START GIVEN DATA
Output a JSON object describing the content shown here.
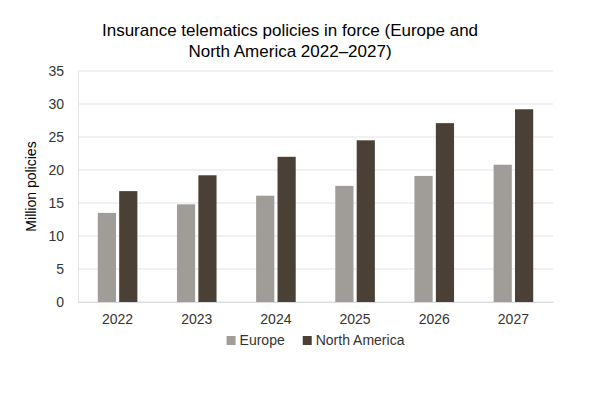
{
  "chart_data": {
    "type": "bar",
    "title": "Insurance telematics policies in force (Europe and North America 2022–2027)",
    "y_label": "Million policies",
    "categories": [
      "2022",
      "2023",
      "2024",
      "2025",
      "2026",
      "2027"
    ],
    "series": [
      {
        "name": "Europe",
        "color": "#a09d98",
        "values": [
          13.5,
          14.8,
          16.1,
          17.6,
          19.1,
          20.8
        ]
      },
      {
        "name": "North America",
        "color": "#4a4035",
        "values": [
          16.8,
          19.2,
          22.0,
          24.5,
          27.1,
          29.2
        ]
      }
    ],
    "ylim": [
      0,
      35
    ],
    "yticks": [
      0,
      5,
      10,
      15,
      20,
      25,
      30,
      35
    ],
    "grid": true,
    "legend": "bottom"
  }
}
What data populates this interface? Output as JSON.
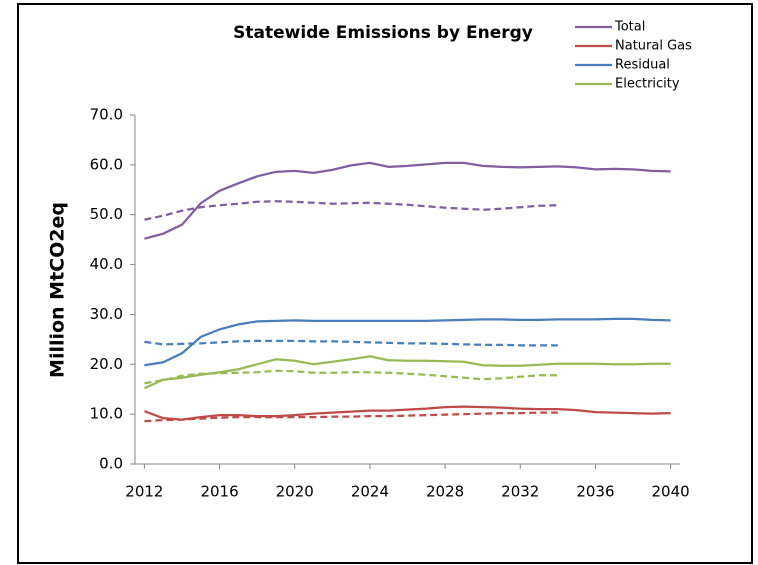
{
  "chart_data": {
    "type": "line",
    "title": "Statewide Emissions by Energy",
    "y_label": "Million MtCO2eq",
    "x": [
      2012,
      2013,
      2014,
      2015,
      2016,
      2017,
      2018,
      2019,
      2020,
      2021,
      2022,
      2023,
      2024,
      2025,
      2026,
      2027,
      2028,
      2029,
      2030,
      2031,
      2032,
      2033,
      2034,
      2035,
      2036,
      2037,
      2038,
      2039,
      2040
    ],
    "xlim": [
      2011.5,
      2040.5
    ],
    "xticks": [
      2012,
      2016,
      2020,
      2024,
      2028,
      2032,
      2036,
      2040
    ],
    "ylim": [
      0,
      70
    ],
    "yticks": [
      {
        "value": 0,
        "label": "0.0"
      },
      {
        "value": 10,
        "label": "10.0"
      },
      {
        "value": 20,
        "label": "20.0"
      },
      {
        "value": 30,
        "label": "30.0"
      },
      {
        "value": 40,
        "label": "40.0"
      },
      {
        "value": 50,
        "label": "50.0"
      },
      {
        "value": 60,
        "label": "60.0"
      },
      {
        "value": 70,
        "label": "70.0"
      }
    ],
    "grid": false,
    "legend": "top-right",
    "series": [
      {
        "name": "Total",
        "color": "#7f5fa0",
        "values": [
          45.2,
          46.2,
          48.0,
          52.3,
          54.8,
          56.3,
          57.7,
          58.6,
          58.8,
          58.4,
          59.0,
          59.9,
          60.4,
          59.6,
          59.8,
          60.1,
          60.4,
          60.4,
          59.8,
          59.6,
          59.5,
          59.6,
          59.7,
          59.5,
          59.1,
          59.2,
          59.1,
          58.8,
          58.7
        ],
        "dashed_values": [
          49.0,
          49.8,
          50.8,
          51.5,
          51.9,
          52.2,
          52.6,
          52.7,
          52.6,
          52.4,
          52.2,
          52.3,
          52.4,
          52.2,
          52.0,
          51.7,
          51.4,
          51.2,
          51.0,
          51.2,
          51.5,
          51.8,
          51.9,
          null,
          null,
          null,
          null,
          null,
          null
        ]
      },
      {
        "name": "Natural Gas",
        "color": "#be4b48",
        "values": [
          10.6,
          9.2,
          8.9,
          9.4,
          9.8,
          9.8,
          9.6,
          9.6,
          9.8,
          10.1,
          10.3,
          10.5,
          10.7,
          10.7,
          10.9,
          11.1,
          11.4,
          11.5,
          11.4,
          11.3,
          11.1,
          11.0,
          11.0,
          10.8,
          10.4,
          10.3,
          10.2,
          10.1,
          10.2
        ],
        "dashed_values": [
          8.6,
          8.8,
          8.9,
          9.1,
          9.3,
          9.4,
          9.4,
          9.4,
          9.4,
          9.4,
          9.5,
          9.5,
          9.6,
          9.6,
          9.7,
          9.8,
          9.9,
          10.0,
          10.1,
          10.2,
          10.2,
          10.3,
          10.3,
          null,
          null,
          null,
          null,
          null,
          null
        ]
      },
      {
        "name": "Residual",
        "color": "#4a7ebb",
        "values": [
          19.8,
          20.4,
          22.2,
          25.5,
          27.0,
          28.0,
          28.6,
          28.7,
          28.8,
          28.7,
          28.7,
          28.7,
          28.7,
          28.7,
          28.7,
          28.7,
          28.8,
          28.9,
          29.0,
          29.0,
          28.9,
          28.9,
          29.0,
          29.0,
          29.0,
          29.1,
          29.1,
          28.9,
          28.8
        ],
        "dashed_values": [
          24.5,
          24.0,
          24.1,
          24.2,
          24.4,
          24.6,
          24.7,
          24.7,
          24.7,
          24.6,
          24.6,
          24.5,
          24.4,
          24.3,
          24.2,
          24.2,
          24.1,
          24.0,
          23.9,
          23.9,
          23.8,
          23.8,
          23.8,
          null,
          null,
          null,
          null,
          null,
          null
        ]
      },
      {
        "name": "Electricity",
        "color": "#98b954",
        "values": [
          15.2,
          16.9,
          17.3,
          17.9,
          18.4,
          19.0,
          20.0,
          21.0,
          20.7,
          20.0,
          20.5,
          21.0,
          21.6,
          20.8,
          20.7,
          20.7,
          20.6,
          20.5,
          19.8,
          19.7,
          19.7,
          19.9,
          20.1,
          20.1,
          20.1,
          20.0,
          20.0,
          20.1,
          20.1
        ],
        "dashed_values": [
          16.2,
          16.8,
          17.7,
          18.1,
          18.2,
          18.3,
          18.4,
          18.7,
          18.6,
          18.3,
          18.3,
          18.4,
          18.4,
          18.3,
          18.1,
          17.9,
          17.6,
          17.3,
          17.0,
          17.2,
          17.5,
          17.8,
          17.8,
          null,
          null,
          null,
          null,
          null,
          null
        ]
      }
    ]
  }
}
END GIVEN DATA
• EXERCISE REQUIREMENTS: Transcribe the material exactly, keeping every word and none of the pictures.

• ANSWER:
Output a JSON object describing the content shown here.
{
  "chart_data": {
    "type": "bar",
    "title": "Insurance telematics policies in force (Europe and North America 2022–2027)",
    "y_label": "Million policies",
    "categories": [
      "2022",
      "2023",
      "2024",
      "2025",
      "2026",
      "2027"
    ],
    "series": [
      {
        "name": "Europe",
        "color": "#a09d98",
        "values": [
          13.5,
          14.8,
          16.1,
          17.6,
          19.1,
          20.8
        ]
      },
      {
        "name": "North America",
        "color": "#4a4035",
        "values": [
          16.8,
          19.2,
          22.0,
          24.5,
          27.1,
          29.2
        ]
      }
    ],
    "ylim": [
      0,
      35
    ],
    "yticks": [
      0,
      5,
      10,
      15,
      20,
      25,
      30,
      35
    ],
    "grid": true,
    "legend": "bottom"
  }
}
What data populates this interface? Output as JSON.
{
  "chart_data": {
    "type": "line",
    "title": "Statewide Emissions by Energy",
    "y_label": "Million MtCO2eq",
    "x": [
      2012,
      2013,
      2014,
      2015,
      2016,
      2017,
      2018,
      2019,
      2020,
      2021,
      2022,
      2023,
      2024,
      2025,
      2026,
      2027,
      2028,
      2029,
      2030,
      2031,
      2032,
      2033,
      2034,
      2035,
      2036,
      2037,
      2038,
      2039,
      2040
    ],
    "xlim": [
      2011.5,
      2040.5
    ],
    "xticks": [
      2012,
      2016,
      2020,
      2024,
      2028,
      2032,
      2036,
      2040
    ],
    "ylim": [
      0,
      70
    ],
    "yticks": [
      {
        "value": 0,
        "label": "0.0"
      },
      {
        "value": 10,
        "label": "10.0"
      },
      {
        "value": 20,
        "label": "20.0"
      },
      {
        "value": 30,
        "label": "30.0"
      },
      {
        "value": 40,
        "label": "40.0"
      },
      {
        "value": 50,
        "label": "50.0"
      },
      {
        "value": 60,
        "label": "60.0"
      },
      {
        "value": 70,
        "label": "70.0"
      }
    ],
    "grid": false,
    "legend": "top-right",
    "series": [
      {
        "name": "Total",
        "color": "#7f5fa0",
        "values": [
          45.2,
          46.2,
          48.0,
          52.3,
          54.8,
          56.3,
          57.7,
          58.6,
          58.8,
          58.4,
          59.0,
          59.9,
          60.4,
          59.6,
          59.8,
          60.1,
          60.4,
          60.4,
          59.8,
          59.6,
          59.5,
          59.6,
          59.7,
          59.5,
          59.1,
          59.2,
          59.1,
          58.8,
          58.7
        ],
        "dashed_values": [
          49.0,
          49.8,
          50.8,
          51.5,
          51.9,
          52.2,
          52.6,
          52.7,
          52.6,
          52.4,
          52.2,
          52.3,
          52.4,
          52.2,
          52.0,
          51.7,
          51.4,
          51.2,
          51.0,
          51.2,
          51.5,
          51.8,
          51.9,
          null,
          null,
          null,
          null,
          null,
          null
        ]
      },
      {
        "name": "Natural Gas",
        "color": "#be4b48",
        "values": [
          10.6,
          9.2,
          8.9,
          9.4,
          9.8,
          9.8,
          9.6,
          9.6,
          9.8,
          10.1,
          10.3,
          10.5,
          10.7,
          10.7,
          10.9,
          11.1,
          11.4,
          11.5,
          11.4,
          11.3,
          11.1,
          11.0,
          11.0,
          10.8,
          10.4,
          10.3,
          10.2,
          10.1,
          10.2
        ],
        "dashed_values": [
          8.6,
          8.8,
          8.9,
          9.1,
          9.3,
          9.4,
          9.4,
          9.4,
          9.4,
          9.4,
          9.5,
          9.5,
          9.6,
          9.6,
          9.7,
          9.8,
          9.9,
          10.0,
          10.1,
          10.2,
          10.2,
          10.3,
          10.3,
          null,
          null,
          null,
          null,
          null,
          null
        ]
      },
      {
        "name": "Residual",
        "color": "#4a7ebb",
        "values": [
          19.8,
          20.4,
          22.2,
          25.5,
          27.0,
          28.0,
          28.6,
          28.7,
          28.8,
          28.7,
          28.7,
          28.7,
          28.7,
          28.7,
          28.7,
          28.7,
          28.8,
          28.9,
          29.0,
          29.0,
          28.9,
          28.9,
          29.0,
          29.0,
          29.0,
          29.1,
          29.1,
          28.9,
          28.8
        ],
        "dashed_values": [
          24.5,
          24.0,
          24.1,
          24.2,
          24.4,
          24.6,
          24.7,
          24.7,
          24.7,
          24.6,
          24.6,
          24.5,
          24.4,
          24.3,
          24.2,
          24.2,
          24.1,
          24.0,
          23.9,
          23.9,
          23.8,
          23.8,
          23.8,
          null,
          null,
          null,
          null,
          null,
          null
        ]
      },
      {
        "name": "Electricity",
        "color": "#98b954",
        "values": [
          15.2,
          16.9,
          17.3,
          17.9,
          18.4,
          19.0,
          20.0,
          21.0,
          20.7,
          20.0,
          20.5,
          21.0,
          21.6,
          20.8,
          20.7,
          20.7,
          20.6,
          20.5,
          19.8,
          19.7,
          19.7,
          19.9,
          20.1,
          20.1,
          20.1,
          20.0,
          20.0,
          20.1,
          20.1
        ],
        "dashed_values": [
          16.2,
          16.8,
          17.7,
          18.1,
          18.2,
          18.3,
          18.4,
          18.7,
          18.6,
          18.3,
          18.3,
          18.4,
          18.4,
          18.3,
          18.1,
          17.9,
          17.6,
          17.3,
          17.0,
          17.2,
          17.5,
          17.8,
          17.8,
          null,
          null,
          null,
          null,
          null,
          null
        ]
      }
    ]
  }
}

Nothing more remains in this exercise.